The final step in a bacteriophage infection cycle, lysis and release of progeny virions from the host, requires destruction of the bacterial cell envelope, which in Gram-negative bacteria, includes the cytoplasmic membrane, the cell wall (peptidoglycan), and the outer membrane. For the simple, ubiquitous lytic single-strand RNA and DNA phages, lysis is effected by the expression of a single gene. There are three general classes of these phages: the ssDNA microviruses and two classes of ssRNA phages, the leviviruses and the alloleviruses. By studying how these lysis genes make the host undergo lysis, we expect to advance our understanding of how bacteria synthesize and maintain their cell envelope and thus potentially open the way for developing new antibiotic strategies.

◆ INFORMATION SHOWN ◆
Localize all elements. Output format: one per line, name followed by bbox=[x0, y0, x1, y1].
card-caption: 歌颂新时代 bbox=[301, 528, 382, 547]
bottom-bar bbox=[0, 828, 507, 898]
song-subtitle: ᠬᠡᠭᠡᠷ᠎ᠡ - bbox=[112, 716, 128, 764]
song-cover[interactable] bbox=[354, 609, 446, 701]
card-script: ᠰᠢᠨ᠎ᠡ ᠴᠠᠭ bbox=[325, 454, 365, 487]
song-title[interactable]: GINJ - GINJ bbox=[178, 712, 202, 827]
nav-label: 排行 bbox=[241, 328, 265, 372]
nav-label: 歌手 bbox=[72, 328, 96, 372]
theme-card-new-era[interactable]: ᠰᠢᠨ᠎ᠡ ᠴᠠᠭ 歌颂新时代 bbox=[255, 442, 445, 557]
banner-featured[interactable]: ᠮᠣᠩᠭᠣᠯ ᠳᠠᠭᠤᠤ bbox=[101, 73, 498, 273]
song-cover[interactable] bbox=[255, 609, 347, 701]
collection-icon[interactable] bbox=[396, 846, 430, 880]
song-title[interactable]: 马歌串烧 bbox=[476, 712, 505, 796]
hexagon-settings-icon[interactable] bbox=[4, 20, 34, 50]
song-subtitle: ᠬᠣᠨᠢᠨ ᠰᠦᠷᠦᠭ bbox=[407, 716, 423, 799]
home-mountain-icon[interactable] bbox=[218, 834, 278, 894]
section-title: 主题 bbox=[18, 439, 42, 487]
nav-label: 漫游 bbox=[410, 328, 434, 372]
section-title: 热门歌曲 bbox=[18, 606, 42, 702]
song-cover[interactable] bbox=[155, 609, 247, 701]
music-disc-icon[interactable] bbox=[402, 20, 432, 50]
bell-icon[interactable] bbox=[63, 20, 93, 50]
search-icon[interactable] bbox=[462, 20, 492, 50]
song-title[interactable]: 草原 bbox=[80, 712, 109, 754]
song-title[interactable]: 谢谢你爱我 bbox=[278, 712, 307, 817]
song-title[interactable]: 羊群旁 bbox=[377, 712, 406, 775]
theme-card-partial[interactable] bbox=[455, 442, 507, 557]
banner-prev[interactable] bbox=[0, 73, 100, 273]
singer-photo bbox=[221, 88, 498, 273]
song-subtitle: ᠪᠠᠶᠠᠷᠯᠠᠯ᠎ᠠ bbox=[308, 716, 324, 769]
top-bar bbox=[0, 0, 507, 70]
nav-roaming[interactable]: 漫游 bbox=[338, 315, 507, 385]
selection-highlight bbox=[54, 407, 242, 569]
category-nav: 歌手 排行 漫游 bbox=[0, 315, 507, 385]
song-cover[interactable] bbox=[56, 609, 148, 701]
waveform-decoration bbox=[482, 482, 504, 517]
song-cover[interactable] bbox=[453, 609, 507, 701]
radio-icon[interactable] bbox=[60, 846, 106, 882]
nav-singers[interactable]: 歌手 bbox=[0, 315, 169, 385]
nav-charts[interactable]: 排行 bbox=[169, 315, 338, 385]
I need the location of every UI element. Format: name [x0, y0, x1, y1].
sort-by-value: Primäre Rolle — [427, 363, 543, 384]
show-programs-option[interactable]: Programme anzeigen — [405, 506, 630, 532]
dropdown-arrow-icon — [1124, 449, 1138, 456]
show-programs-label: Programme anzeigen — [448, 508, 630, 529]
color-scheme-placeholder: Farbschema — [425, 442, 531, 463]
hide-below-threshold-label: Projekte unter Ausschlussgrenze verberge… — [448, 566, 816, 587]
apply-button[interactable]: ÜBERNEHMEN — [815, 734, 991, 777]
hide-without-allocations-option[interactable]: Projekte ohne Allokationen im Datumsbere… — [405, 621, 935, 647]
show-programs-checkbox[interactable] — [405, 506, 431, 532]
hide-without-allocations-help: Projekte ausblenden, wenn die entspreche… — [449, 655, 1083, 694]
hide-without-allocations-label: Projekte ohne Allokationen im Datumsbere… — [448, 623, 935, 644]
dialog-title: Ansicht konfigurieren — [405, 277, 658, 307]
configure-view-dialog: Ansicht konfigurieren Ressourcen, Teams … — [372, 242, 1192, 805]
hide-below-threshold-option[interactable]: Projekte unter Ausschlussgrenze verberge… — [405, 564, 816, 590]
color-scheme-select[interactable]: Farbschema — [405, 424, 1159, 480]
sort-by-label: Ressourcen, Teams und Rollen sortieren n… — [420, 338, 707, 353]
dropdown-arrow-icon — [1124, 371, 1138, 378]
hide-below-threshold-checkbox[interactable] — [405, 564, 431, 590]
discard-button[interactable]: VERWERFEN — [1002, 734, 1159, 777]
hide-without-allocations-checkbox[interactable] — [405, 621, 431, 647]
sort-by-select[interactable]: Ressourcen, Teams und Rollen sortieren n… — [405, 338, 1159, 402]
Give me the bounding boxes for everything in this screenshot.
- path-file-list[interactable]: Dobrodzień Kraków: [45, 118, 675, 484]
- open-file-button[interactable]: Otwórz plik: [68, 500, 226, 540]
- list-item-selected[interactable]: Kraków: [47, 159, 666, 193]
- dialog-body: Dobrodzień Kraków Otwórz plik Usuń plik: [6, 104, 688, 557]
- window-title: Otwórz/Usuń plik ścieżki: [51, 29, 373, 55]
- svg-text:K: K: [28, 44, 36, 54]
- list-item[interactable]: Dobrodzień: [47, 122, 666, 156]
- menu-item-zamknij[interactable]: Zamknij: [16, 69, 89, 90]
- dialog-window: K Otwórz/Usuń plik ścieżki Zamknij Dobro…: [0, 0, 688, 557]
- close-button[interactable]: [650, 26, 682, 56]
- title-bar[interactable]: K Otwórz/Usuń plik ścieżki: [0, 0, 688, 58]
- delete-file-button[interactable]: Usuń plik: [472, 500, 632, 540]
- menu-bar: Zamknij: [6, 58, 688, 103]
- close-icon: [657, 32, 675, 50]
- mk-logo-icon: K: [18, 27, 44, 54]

◆ REQUIRED WORK ◆
a – Decide whether each statement agrees with the bacteriophage lysis passage. For each one, answer yes or no and quote the deciding words of the passage exactly. (i) In Gram-negative bacteria, the cell envelope includes the outer membrane. (ii) For the simple lytic single-strand RNA and DNA phages, lysis requires the expression of several genes. (iii) There are four general classes of these phages.
b – Write out the bacteriophage lysis passage from "The final step" to "new antibiotic strategies.".
The rows have nothing to do with this.

◆ SOLUTIONS PER TASK ◆
a –
(i) Yes: "includes the cytoplasmic membrane, the cell wall (peptidoglycan), and the outer membrane"
(ii) No: "lysis is effected by the expression of a single gene"
(iii) No: "There are three general classes of these phages"

b –
The final step in a bacteriophage infection cycle, lysis and release of progeny virions from the host, requires destruction of the bacterial cell envelope, which in Gram-negative bacteria, includes the cytoplasmic membrane, the cell wall (peptidoglycan), and the outer membrane. For the simple, ubiquitous lytic single-strand RNA and DNA phages, lysis is effected by the expression of a single gene. There are three general classes of these phages: the ssDNA microviruses and two classes of ssRNA phages, the leviviruses and the alloleviruses. By studying how these lysis genes make the host undergo lysis, we expect to advance our understanding of how bacteria synthesize and maintain their cell envelope and thus potentially open the way for developing new antibiotic strategies.